— Aim —
Say how many lines of the listing below contain "name", giving the number and nothing else.

— Task data —
#####

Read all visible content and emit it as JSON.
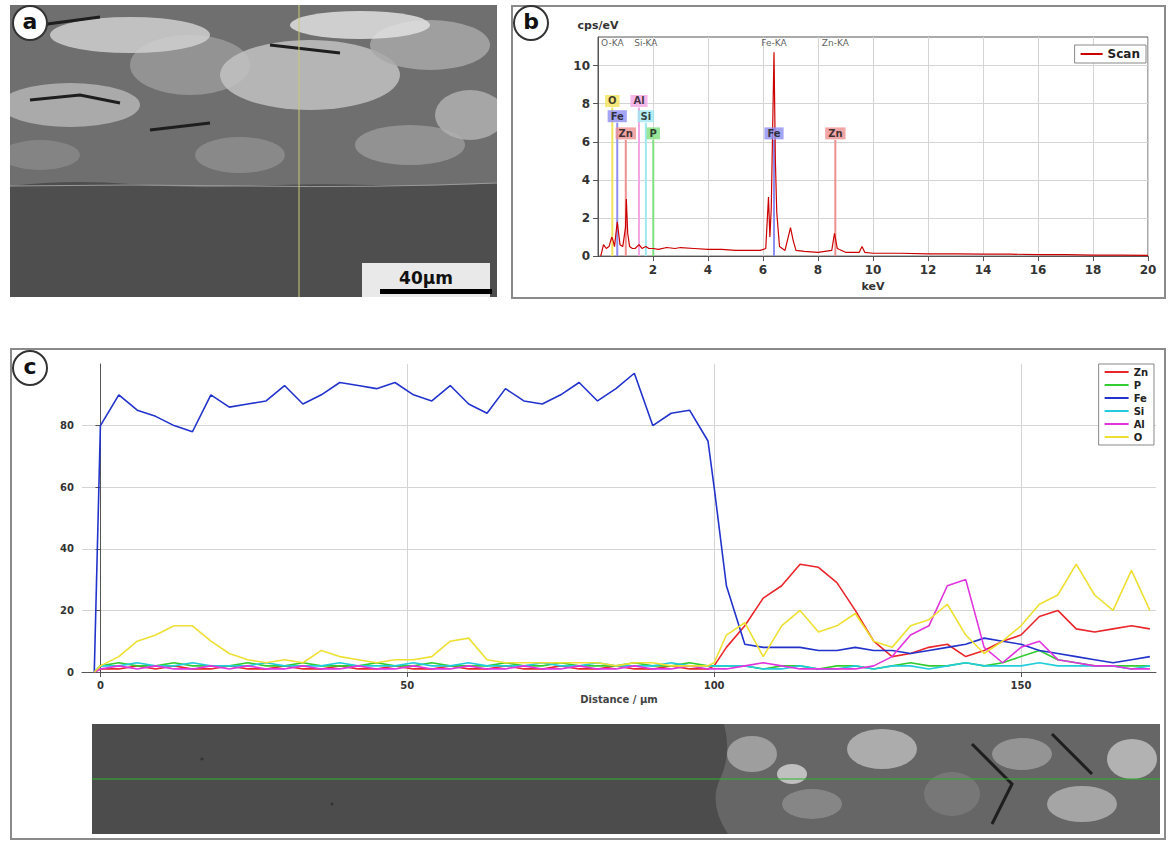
{
  "image": {
    "panel": "a",
    "scale_bar": "40μm"
  },
  "chart_data": [
    {
      "panel": "b",
      "type": "line",
      "y_label": "cps/eV",
      "x_label": "keV",
      "xlim": [
        0,
        20
      ],
      "xticks": [
        2,
        4,
        6,
        8,
        10,
        12,
        14,
        16,
        18,
        20
      ],
      "ylim": [
        0,
        11.5
      ],
      "yticks": [
        0,
        2,
        4,
        6,
        8,
        10
      ],
      "grid": true,
      "legend": "upper right",
      "x": [
        0.1,
        0.2,
        0.3,
        0.4,
        0.5,
        0.55,
        0.6,
        0.7,
        0.75,
        0.8,
        0.9,
        1.0,
        1.03,
        1.08,
        1.15,
        1.25,
        1.35,
        1.49,
        1.6,
        1.74,
        1.85,
        2.01,
        2.2,
        2.5,
        2.8,
        3.0,
        3.5,
        4.0,
        4.5,
        5.0,
        5.5,
        5.9,
        6.1,
        6.2,
        6.25,
        6.3,
        6.4,
        6.45,
        6.5,
        6.6,
        6.8,
        7.0,
        7.1,
        7.2,
        7.5,
        8.0,
        8.5,
        8.6,
        8.7,
        9.0,
        9.5,
        9.6,
        9.7,
        10,
        11,
        12,
        13,
        14,
        15,
        16,
        17,
        18,
        19,
        20
      ],
      "series": [
        {
          "name": "Scan",
          "color": "#cc0000",
          "values": [
            0,
            0.6,
            0.4,
            0.5,
            1.0,
            0.8,
            0.5,
            1.8,
            1.2,
            0.6,
            0.5,
            1.5,
            3.0,
            1.2,
            0.5,
            0.4,
            0.4,
            0.6,
            0.4,
            0.5,
            0.4,
            0.4,
            0.35,
            0.45,
            0.4,
            0.45,
            0.4,
            0.35,
            0.35,
            0.3,
            0.3,
            0.3,
            0.4,
            3.1,
            1.0,
            2.5,
            10.7,
            5,
            2.3,
            0.5,
            0.3,
            1.5,
            0.8,
            0.3,
            0.25,
            0.2,
            0.3,
            1.2,
            0.4,
            0.2,
            0.2,
            0.5,
            0.2,
            0.15,
            0.15,
            0.12,
            0.12,
            0.1,
            0.1,
            0.08,
            0.08,
            0.05,
            0.05,
            0.04
          ]
        }
      ],
      "element_lines": [
        {
          "label": "O",
          "energy": 0.52,
          "height": 7.8,
          "color": "#f2e35c"
        },
        {
          "label": "Al",
          "energy": 1.49,
          "height": 7.8,
          "color": "#f3a6e6"
        },
        {
          "label": "Fe",
          "energy": 0.7,
          "height": 7.0,
          "color": "#8f8ff2"
        },
        {
          "label": "Si",
          "energy": 1.74,
          "height": 7.0,
          "color": "#9ee8f0"
        },
        {
          "label": "Zn",
          "energy": 1.01,
          "height": 6.1,
          "color": "#f09090"
        },
        {
          "label": "P",
          "energy": 2.01,
          "height": 6.1,
          "color": "#7fe07f"
        },
        {
          "label": "Fe",
          "energy": 6.4,
          "height": 6.1,
          "color": "#8f8ff2"
        },
        {
          "label": "Zn",
          "energy": 8.63,
          "height": 6.1,
          "color": "#f09090"
        }
      ],
      "peak_labels": [
        {
          "label": "O-KA",
          "energy": 0.52
        },
        {
          "label": "Si-KA",
          "energy": 1.74
        },
        {
          "label": "Fe-KA",
          "energy": 6.4
        },
        {
          "label": "Zn-KA",
          "energy": 8.63
        }
      ]
    },
    {
      "panel": "c",
      "type": "line",
      "x_label": "Distance / μm",
      "xlim": [
        -3,
        172
      ],
      "xticks": [
        0,
        50,
        100,
        150
      ],
      "ylim": [
        0,
        100
      ],
      "yticks": [
        0,
        20,
        40,
        60,
        80
      ],
      "grid": true,
      "legend": "upper right",
      "x": [
        -1,
        0,
        3,
        6,
        9,
        12,
        15,
        18,
        21,
        24,
        27,
        30,
        33,
        36,
        39,
        42,
        45,
        48,
        51,
        54,
        57,
        60,
        63,
        66,
        69,
        72,
        75,
        78,
        81,
        84,
        87,
        90,
        93,
        96,
        99,
        100,
        102,
        105,
        108,
        111,
        114,
        117,
        120,
        123,
        126,
        129,
        132,
        135,
        138,
        141,
        144,
        147,
        150,
        153,
        156,
        159,
        162,
        165,
        168,
        171
      ],
      "series": [
        {
          "name": "Zn",
          "color": "#e8262b",
          "values": [
            0,
            1,
            1,
            2,
            1,
            2,
            1,
            1,
            2,
            1,
            1,
            2,
            1,
            1,
            2,
            1,
            1,
            2,
            1,
            1,
            2,
            1,
            1,
            2,
            1,
            1,
            2,
            1,
            1,
            2,
            1,
            1,
            2,
            1,
            1,
            2,
            8,
            15,
            24,
            28,
            35,
            34,
            29,
            20,
            10,
            5,
            6,
            8,
            9,
            5,
            7,
            10,
            12,
            18,
            20,
            14,
            13,
            14,
            15,
            14
          ]
        },
        {
          "name": "P",
          "color": "#33cc33",
          "values": [
            0,
            2,
            3,
            2,
            2,
            3,
            2,
            2,
            2,
            3,
            2,
            2,
            3,
            2,
            2,
            2,
            3,
            2,
            2,
            3,
            2,
            2,
            2,
            3,
            2,
            2,
            3,
            2,
            2,
            2,
            3,
            2,
            2,
            3,
            2,
            2,
            2,
            2,
            1,
            2,
            2,
            1,
            2,
            2,
            1,
            2,
            3,
            2,
            2,
            3,
            2,
            3,
            5,
            7,
            4,
            3,
            2,
            2,
            2,
            2
          ]
        },
        {
          "name": "Fe",
          "color": "#2233cc",
          "values": [
            0,
            80,
            90,
            85,
            83,
            80,
            78,
            90,
            86,
            87,
            88,
            93,
            87,
            90,
            94,
            93,
            92,
            94,
            90,
            88,
            93,
            87,
            84,
            92,
            88,
            87,
            90,
            94,
            88,
            92,
            97,
            80,
            84,
            85,
            75,
            60,
            28,
            9,
            8,
            8,
            8,
            7,
            7,
            8,
            7,
            7,
            6,
            7,
            8,
            9,
            11,
            10,
            9,
            7,
            6,
            5,
            4,
            3,
            4,
            5
          ]
        },
        {
          "name": "Si",
          "color": "#22ccdd",
          "values": [
            0,
            2,
            2,
            3,
            2,
            2,
            3,
            2,
            2,
            2,
            3,
            2,
            2,
            2,
            3,
            2,
            2,
            2,
            3,
            2,
            2,
            3,
            2,
            2,
            2,
            3,
            2,
            2,
            3,
            2,
            2,
            2,
            3,
            2,
            2,
            2,
            2,
            2,
            1,
            1,
            2,
            1,
            1,
            2,
            1,
            2,
            2,
            1,
            2,
            3,
            2,
            2,
            2,
            3,
            2,
            2,
            2,
            2,
            1,
            2
          ]
        },
        {
          "name": "Al",
          "color": "#e033dd",
          "values": [
            0,
            1,
            2,
            1,
            2,
            1,
            1,
            2,
            1,
            2,
            1,
            1,
            2,
            1,
            1,
            2,
            1,
            1,
            2,
            1,
            1,
            2,
            1,
            1,
            2,
            1,
            1,
            2,
            1,
            1,
            2,
            1,
            1,
            2,
            1,
            1,
            1,
            2,
            3,
            2,
            1,
            1,
            1,
            1,
            2,
            5,
            12,
            15,
            28,
            30,
            8,
            3,
            8,
            10,
            4,
            3,
            2,
            2,
            1,
            1
          ]
        },
        {
          "name": "O",
          "color": "#eee033",
          "values": [
            0,
            2,
            5,
            10,
            12,
            15,
            15,
            10,
            6,
            4,
            3,
            4,
            3,
            7,
            5,
            4,
            3,
            4,
            4,
            5,
            10,
            11,
            4,
            3,
            3,
            3,
            3,
            3,
            3,
            2,
            3,
            3,
            2,
            2,
            2,
            3,
            12,
            16,
            5,
            15,
            20,
            13,
            15,
            19,
            10,
            8,
            15,
            17,
            22,
            12,
            6,
            10,
            15,
            22,
            25,
            35,
            25,
            20,
            33,
            20
          ]
        }
      ]
    }
  ]
}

#####

— Correct output —
7